[Items from a figure collection]
** start **
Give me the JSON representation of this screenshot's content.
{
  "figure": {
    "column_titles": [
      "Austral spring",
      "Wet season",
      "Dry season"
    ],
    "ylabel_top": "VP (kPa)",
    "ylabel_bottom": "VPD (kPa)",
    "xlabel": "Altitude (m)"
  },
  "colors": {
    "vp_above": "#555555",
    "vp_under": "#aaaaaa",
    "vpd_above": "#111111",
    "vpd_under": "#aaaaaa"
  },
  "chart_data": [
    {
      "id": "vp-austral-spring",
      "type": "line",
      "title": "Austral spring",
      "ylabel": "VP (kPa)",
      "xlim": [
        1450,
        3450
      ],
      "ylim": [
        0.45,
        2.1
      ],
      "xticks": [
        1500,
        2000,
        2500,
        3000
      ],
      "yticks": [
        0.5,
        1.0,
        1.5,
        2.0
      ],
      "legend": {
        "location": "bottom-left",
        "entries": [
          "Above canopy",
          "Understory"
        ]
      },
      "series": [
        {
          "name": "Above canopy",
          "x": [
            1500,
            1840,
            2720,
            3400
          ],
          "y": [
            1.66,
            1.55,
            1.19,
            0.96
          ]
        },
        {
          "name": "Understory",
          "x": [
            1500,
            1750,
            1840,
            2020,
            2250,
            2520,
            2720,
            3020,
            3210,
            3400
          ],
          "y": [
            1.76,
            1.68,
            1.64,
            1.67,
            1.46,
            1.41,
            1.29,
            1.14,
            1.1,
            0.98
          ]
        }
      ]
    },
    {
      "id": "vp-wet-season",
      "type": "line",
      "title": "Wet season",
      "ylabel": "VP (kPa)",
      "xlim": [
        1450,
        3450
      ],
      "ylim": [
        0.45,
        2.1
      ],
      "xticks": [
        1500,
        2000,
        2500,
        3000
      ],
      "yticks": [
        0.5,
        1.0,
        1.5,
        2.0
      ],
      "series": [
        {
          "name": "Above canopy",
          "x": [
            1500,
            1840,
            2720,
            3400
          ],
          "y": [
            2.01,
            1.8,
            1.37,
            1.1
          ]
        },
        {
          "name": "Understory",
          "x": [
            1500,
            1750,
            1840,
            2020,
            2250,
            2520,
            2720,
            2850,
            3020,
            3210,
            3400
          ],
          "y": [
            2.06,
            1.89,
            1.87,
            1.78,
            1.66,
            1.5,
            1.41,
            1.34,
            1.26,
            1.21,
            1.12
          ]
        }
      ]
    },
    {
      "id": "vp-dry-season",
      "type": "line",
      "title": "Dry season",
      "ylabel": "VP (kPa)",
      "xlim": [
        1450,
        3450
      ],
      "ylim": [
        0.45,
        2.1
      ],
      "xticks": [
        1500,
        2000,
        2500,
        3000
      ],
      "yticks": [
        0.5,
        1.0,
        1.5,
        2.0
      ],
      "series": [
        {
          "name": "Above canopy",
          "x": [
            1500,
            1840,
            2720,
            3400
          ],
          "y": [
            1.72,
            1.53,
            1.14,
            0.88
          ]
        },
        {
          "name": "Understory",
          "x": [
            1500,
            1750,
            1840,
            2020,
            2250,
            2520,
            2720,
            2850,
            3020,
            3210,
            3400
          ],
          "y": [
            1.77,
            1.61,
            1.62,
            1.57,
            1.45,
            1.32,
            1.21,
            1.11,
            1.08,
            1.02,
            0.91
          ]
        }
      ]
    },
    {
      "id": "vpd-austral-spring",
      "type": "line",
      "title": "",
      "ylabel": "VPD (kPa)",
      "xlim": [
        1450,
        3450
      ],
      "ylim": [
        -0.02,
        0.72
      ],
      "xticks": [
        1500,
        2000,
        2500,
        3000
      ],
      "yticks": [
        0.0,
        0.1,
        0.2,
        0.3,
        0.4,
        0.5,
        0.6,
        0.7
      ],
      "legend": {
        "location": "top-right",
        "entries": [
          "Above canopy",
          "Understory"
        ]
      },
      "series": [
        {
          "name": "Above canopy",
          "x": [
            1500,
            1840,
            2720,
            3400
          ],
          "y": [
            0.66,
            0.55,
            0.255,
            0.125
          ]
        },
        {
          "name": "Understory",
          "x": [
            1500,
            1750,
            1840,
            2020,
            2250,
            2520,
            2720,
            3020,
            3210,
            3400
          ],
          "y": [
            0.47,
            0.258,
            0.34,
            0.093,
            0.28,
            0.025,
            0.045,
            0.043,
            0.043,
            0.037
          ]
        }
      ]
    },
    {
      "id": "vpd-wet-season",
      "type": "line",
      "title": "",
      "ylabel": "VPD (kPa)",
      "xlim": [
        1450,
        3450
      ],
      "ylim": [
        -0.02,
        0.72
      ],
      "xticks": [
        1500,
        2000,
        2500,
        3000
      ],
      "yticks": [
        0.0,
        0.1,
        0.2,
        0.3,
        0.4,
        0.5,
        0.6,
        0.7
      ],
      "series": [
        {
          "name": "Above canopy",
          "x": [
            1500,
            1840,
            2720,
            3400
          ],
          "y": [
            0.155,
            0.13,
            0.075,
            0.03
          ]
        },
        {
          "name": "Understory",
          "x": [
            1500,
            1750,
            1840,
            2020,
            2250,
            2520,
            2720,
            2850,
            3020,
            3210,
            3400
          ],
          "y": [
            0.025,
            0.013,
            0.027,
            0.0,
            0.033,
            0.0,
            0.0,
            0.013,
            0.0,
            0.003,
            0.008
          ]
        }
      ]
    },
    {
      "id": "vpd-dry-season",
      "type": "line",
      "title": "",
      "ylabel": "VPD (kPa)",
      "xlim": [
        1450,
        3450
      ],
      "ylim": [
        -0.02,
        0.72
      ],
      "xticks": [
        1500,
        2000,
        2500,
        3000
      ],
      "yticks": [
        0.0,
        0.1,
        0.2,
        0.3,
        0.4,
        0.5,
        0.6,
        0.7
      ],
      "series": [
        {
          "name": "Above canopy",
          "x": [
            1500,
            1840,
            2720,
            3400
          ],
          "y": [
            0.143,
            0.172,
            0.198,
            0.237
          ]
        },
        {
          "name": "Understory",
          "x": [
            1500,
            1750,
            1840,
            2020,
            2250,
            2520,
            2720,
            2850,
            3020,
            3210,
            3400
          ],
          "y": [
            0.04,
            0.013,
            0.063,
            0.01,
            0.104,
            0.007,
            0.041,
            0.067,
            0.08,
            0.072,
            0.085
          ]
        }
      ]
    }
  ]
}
** end **
** Directions for this task **
From the material above, copy each line that includes the word "location".

** Completed exercise **
        "location": "bottom-left",
        "location": "top-right",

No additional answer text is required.